-- Begin Dataset excerpts --

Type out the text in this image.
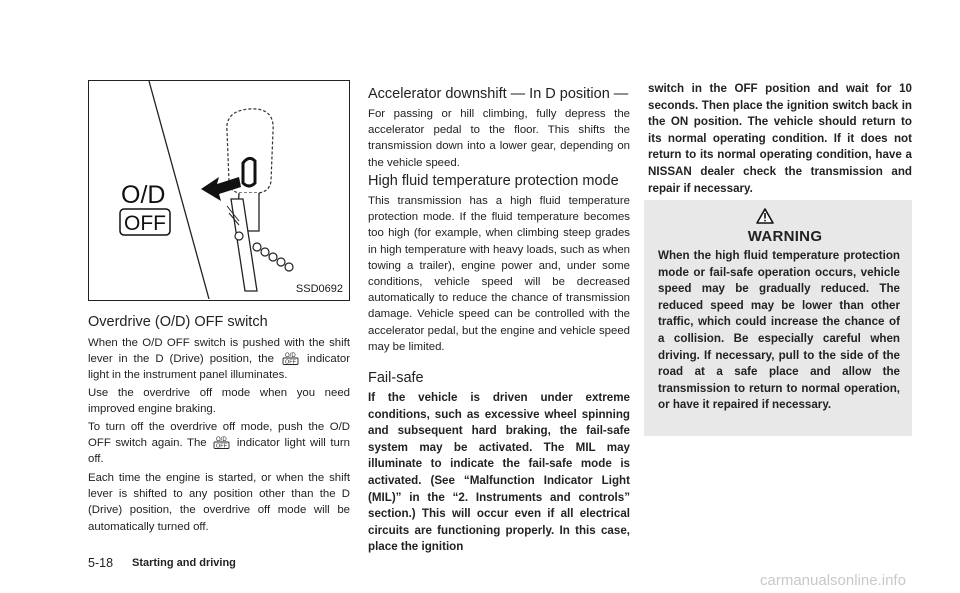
O/D
OFF
SSD0692
Overdrive (O/D) OFF switch

When the O/D OFF switch is pushed with the shift lever in the D (Drive) position, the O/D
OFF indicator light in the instrument panel illuminates.

Use the overdrive off mode when you need improved engine braking.

To turn off the overdrive off mode, push the O/D OFF switch again. The O/D
OFF indicator light will turn off.

Each time the engine is started, or when the shift lever is shifted to any position other than the D (Drive) position, the overdrive off mode will be automatically turned off.

Accelerator downshift — In D position —

For passing or hill climbing, fully depress the accelerator pedal to the floor. This shifts the transmission down into a lower gear, depending on the vehicle speed.

High fluid temperature protection mode

This transmission has a high fluid temperature protection mode. If the fluid temperature becomes too high (for example, when climbing steep grades in high temperature with heavy loads, such as when towing a trailer), engine power and, under some conditions, vehicle speed will be decreased automatically to reduce the chance of transmission damage. Vehicle speed can be controlled with the accelerator pedal, but the engine and vehicle speed may be limited.

Fail-safe

If the vehicle is driven under extreme conditions, such as excessive wheel spinning and subsequent hard braking, the fail-safe system may be activated. The MIL may illuminate to indicate the fail-safe mode is activated. (See “Malfunction Indicator Light (MIL)” in the “2. Instruments and controls” section.) This will occur even if all electrical circuits are functioning properly. In this case, place the ignition

switch in the OFF position and wait for 10 seconds. Then place the ignition switch back in the ON position. The vehicle should return to its normal operating condition. If it does not return to its normal operating condition, have a NISSAN dealer check the transmission and repair if necessary.

WARNING

When the high fluid temperature protection mode or fail-safe operation occurs, vehicle speed may be gradually reduced. The reduced speed may be lower than other traffic, which could increase the chance of a collision. Be especially careful when driving. If necessary, pull to the side of the road at a safe place and allow the transmission to return to normal operation, or have it repaired if necessary.

5-18 Starting and driving
carmanualsonline.info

-- End Dataset excerpts --

# Problem to work on
Scan the records above for the string "driving", then select every line that holds it.

# Exercise solution
When the high fluid temperature protection mode or fail-safe operation occurs, vehicle speed may be gradually reduced. The reduced speed may be lower than other traffic, which could increase the chance of a collision. Be especially careful when driving. If necessary, pull to the side of the road at a safe place and allow the transmission to return to normal operation, or have it repaired if necessary.
5-18 Starting and driving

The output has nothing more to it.